DATA SHOWN:
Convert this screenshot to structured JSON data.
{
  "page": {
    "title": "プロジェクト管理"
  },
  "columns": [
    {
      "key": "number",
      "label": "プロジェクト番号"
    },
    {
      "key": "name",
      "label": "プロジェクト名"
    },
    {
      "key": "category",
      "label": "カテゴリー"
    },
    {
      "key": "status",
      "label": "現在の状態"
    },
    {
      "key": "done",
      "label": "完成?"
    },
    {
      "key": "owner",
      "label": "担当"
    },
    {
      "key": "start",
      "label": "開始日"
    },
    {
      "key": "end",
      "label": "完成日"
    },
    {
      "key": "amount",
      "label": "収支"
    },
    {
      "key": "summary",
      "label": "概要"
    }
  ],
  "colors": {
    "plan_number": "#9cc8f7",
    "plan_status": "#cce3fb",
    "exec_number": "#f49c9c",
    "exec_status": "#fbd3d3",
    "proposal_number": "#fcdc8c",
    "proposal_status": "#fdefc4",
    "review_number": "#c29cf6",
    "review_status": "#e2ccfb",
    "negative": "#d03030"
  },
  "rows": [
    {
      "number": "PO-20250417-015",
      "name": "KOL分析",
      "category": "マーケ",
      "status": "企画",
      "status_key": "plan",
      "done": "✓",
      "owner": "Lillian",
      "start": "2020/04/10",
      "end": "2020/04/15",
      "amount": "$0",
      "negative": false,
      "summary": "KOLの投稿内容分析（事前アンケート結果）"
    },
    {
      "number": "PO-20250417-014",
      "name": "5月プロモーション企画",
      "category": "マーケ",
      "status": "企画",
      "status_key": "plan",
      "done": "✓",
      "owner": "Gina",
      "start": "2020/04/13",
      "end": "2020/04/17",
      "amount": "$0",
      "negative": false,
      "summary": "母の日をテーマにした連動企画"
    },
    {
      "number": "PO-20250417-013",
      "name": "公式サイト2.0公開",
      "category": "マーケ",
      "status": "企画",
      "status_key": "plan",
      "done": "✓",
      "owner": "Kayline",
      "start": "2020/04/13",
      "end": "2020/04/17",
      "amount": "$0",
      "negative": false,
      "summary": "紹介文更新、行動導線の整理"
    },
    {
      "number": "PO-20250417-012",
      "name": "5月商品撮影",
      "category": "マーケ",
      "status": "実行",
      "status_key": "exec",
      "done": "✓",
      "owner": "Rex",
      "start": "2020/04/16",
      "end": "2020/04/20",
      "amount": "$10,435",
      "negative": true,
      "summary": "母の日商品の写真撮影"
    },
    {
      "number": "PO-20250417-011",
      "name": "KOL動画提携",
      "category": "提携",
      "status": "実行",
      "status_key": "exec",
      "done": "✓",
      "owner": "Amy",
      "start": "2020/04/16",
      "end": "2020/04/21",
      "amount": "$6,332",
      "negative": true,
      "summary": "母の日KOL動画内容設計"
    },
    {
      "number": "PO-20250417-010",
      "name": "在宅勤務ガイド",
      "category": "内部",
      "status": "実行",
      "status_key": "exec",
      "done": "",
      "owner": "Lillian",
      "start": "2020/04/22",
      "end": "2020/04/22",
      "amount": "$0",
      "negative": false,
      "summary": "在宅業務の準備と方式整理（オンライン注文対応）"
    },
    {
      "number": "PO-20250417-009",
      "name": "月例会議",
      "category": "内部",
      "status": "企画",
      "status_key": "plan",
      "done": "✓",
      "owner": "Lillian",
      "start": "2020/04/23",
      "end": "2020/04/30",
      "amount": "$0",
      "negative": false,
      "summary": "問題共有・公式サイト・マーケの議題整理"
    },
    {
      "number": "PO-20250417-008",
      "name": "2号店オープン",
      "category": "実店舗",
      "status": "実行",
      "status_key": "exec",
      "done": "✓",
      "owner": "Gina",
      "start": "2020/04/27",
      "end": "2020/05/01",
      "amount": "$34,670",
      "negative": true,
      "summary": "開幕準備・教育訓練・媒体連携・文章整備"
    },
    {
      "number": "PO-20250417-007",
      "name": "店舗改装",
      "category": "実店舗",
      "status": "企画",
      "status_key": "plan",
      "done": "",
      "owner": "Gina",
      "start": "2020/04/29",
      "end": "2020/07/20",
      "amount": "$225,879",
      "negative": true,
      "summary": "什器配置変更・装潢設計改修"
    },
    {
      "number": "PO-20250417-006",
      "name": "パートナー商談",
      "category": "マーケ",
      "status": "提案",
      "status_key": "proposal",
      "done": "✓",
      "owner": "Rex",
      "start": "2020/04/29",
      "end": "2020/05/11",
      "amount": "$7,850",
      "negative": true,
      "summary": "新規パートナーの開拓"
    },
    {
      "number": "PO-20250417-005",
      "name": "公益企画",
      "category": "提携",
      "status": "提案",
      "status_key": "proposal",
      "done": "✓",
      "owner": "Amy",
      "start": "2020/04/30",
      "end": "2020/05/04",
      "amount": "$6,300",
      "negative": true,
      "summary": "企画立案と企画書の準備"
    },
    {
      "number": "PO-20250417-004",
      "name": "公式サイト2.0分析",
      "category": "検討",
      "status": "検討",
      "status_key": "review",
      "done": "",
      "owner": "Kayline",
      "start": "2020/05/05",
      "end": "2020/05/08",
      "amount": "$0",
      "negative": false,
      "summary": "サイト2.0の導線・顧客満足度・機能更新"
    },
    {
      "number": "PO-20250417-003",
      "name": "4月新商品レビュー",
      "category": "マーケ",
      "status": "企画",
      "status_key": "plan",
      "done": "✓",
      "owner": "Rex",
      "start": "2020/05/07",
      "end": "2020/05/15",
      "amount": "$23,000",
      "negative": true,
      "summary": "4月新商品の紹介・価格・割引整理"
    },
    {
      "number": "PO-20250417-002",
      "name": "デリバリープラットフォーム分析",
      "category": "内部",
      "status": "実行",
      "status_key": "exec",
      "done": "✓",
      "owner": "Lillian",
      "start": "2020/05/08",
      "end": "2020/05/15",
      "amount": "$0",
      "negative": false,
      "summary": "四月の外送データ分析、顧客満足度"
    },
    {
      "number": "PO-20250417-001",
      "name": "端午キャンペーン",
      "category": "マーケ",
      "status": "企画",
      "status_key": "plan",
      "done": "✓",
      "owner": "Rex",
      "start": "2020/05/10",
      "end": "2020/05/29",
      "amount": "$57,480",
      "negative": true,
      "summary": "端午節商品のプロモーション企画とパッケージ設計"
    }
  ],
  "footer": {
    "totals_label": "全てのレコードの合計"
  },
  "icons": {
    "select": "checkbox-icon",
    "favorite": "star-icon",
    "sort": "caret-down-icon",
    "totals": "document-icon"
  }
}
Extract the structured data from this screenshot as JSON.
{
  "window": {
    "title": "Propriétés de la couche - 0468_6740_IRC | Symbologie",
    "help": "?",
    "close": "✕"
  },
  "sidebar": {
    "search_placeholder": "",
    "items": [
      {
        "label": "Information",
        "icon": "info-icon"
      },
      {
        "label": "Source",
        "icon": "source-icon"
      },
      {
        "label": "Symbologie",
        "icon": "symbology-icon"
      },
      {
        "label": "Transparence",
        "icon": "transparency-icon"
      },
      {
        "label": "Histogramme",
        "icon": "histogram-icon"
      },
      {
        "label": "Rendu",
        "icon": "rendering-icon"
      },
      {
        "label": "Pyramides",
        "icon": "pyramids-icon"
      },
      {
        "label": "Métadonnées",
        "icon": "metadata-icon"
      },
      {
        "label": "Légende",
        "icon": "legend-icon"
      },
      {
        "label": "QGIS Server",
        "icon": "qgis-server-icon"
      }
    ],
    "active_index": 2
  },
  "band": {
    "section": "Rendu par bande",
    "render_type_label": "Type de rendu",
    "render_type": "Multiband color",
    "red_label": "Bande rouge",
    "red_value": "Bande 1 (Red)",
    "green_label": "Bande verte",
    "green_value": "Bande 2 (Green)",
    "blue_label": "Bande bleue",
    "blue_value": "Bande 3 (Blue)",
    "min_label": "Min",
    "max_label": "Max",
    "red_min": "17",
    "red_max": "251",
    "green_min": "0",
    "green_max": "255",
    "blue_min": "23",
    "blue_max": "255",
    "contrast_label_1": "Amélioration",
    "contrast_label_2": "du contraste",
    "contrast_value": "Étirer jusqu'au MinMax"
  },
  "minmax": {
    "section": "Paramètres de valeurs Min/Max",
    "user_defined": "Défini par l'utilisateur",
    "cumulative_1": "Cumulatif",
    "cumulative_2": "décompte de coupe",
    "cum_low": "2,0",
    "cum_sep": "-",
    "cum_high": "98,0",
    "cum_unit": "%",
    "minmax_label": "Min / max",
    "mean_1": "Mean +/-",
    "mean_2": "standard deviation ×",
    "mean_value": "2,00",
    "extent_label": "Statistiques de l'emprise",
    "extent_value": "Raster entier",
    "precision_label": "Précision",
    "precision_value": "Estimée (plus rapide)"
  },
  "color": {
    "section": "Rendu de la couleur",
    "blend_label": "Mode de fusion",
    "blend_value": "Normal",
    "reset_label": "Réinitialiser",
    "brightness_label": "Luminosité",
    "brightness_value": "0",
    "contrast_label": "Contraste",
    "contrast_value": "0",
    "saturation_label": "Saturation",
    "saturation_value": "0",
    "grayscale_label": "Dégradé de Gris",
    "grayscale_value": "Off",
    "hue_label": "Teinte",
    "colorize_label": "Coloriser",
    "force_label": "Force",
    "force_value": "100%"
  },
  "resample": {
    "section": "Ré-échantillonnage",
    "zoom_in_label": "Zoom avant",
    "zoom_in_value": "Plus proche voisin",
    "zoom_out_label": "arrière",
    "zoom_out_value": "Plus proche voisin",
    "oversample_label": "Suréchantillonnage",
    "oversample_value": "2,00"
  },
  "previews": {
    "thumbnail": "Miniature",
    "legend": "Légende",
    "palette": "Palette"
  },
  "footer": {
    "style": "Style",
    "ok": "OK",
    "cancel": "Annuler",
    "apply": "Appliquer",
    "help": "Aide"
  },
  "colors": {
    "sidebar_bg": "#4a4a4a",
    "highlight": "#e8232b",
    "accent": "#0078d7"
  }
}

WRITTEN EXERCISE:
Search the data for the string "this" and copy each line where it appears.

CORRECT ANSWER:
Convert this screenshot to structured JSON data.
Extract the structured data from this screenshot as JSON.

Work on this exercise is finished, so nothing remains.